## [What the task asks]
Make an exact copy of all the entries, but do not reproduce the pictures.

-------------------------

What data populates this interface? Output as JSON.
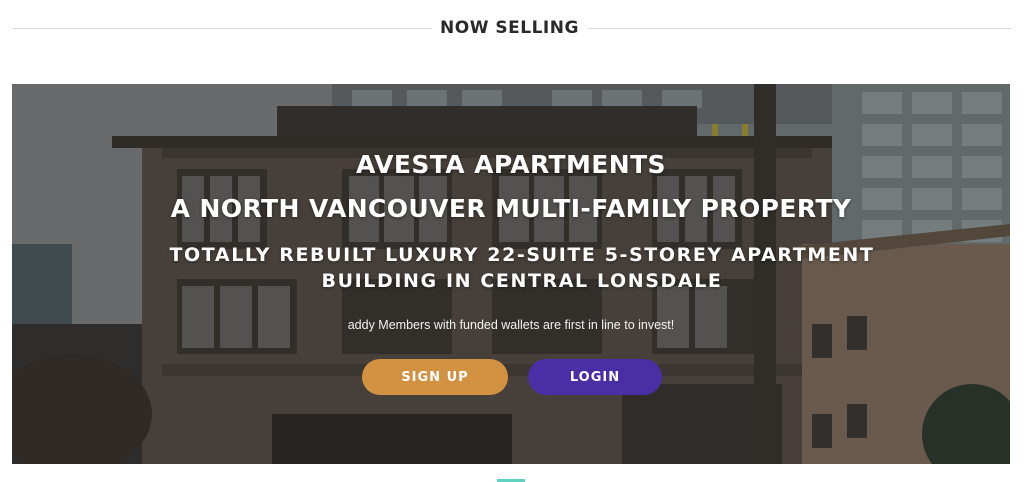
{
  "section": {
    "title": "NOW SELLING"
  },
  "hero": {
    "title": "AVESTA APARTMENTS",
    "subtitle": "A NORTH VANCOUVER MULTI-FAMILY PROPERTY",
    "description": "TOTALLY REBUILT LUXURY 22-SUITE 5-STOREY APARTMENT BUILDING IN CENTRAL LONSDALE",
    "note": "addy Members with funded wallets are first in line to invest!",
    "buttons": {
      "signup": "SIGN UP",
      "login": "LOGIN"
    }
  },
  "colors": {
    "signup": "#d39142",
    "login": "#4a2ea6",
    "accent": "#5fd3c0"
  }
}
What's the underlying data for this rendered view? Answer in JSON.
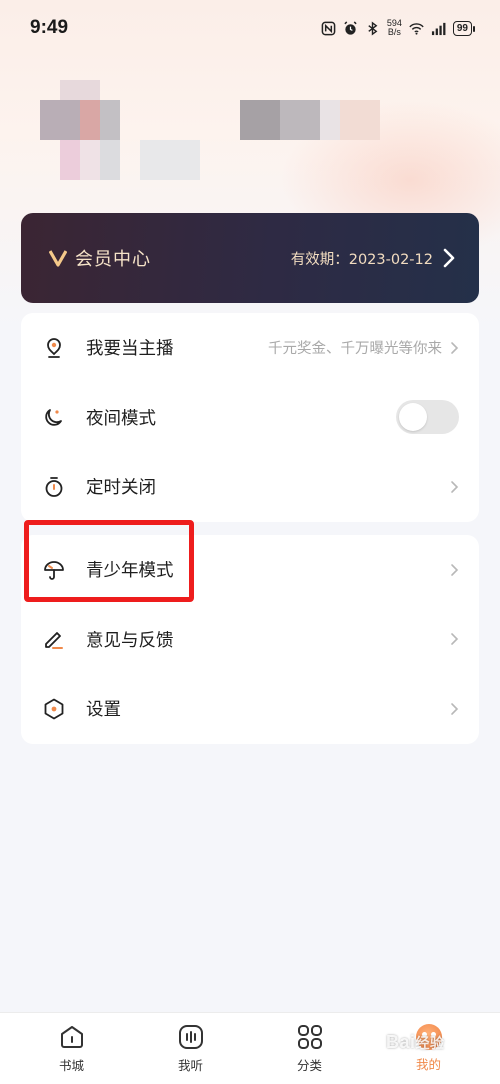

-------------------------

## [Exercise output]
What data populates this interface? Output as JSON.
{
  "section": {
    "title": "NOW SELLING"
  },
  "hero": {
    "title": "AVESTA APARTMENTS",
    "subtitle": "A NORTH VANCOUVER MULTI-FAMILY PROPERTY",
    "description": "TOTALLY REBUILT LUXURY 22-SUITE 5-STOREY APARTMENT BUILDING IN CENTRAL LONSDALE",
    "note": "addy Members with funded wallets are first in line to invest!",
    "buttons": {
      "signup": "SIGN UP",
      "login": "LOGIN"
    }
  },
  "colors": {
    "signup": "#d39142",
    "login": "#4a2ea6",
    "accent": "#5fd3c0"
  }
}
What's the underlying data for this rendered view? Answer in JSON.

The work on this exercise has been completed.